→ What is required: Using the listing below, copy every line that mentions "有效提升".
══════
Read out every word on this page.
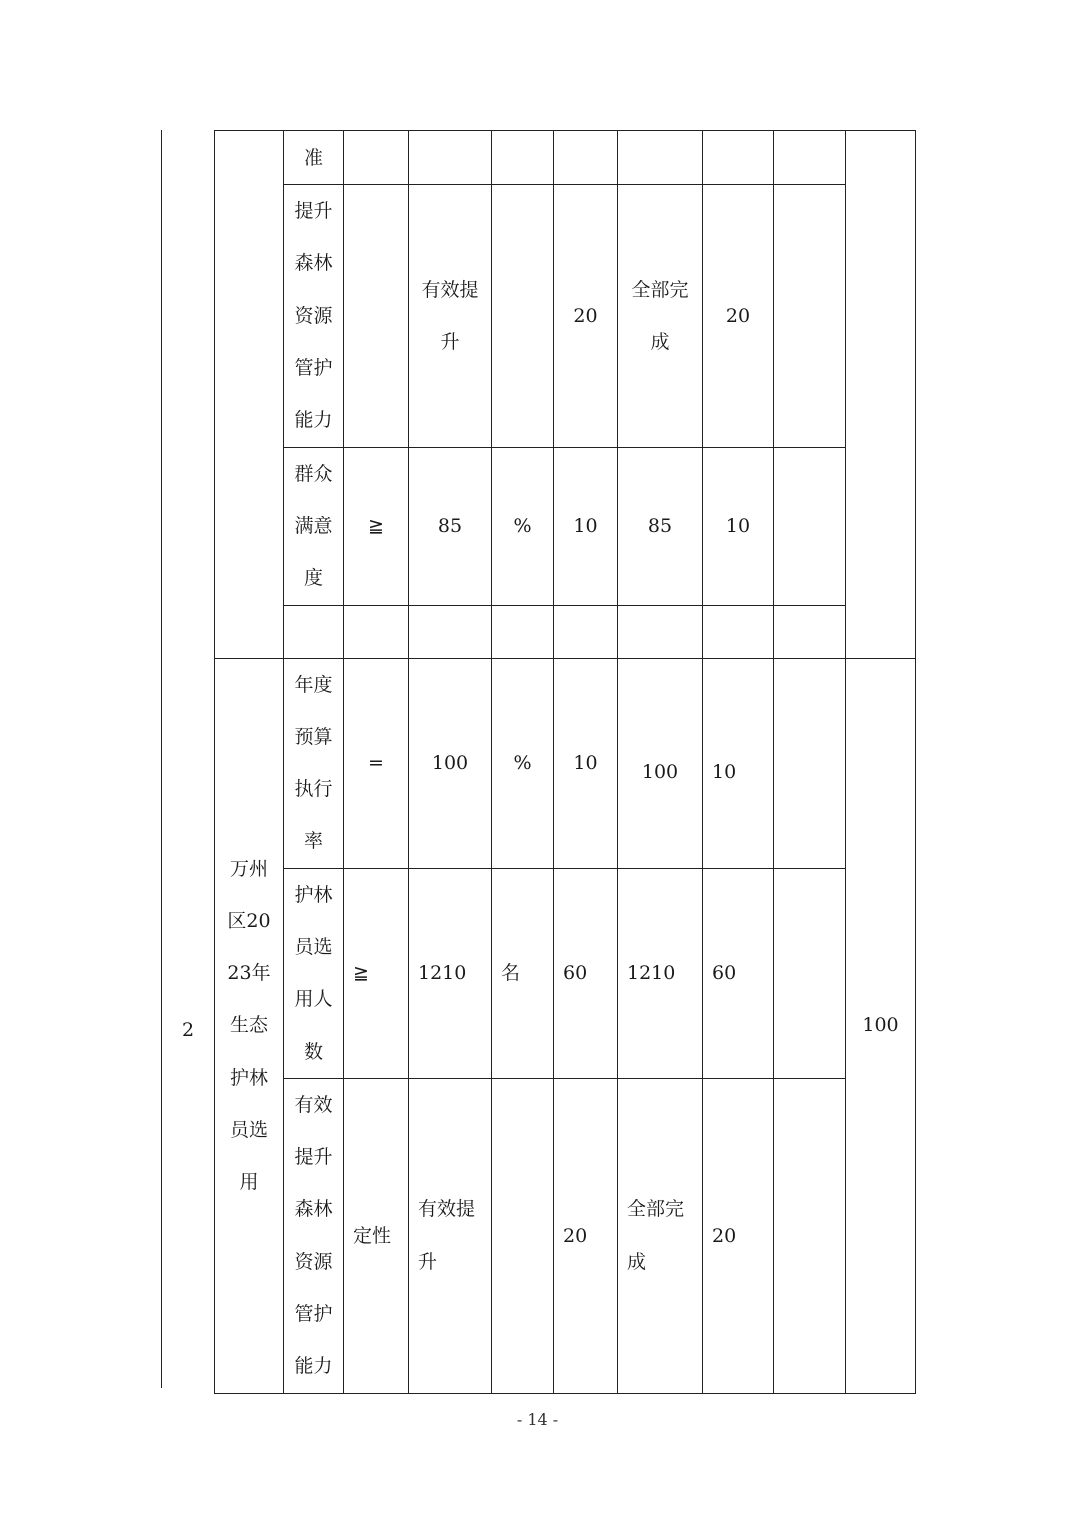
2
	准								
	提升森林资源管护能力		有效提升		20	全部完成	20		
	群众满意度	≧	85	%	10	85	10		

万州区2023年生态护林员选用	年度预算执行率	=	100	%	10	100	10		100
	护林员选用人数	≧	1210	名	60	1210	60		
	有效提升森林资源管护能力	定性	有效提升		20	全部完成	20		
- 14 -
══════
→ Exercise response:
	提升森林资源管护能力		有效提升		20	全部完成	20		
	有效提升森林资源管护能力	定性	有效提升		20	全部完成	20		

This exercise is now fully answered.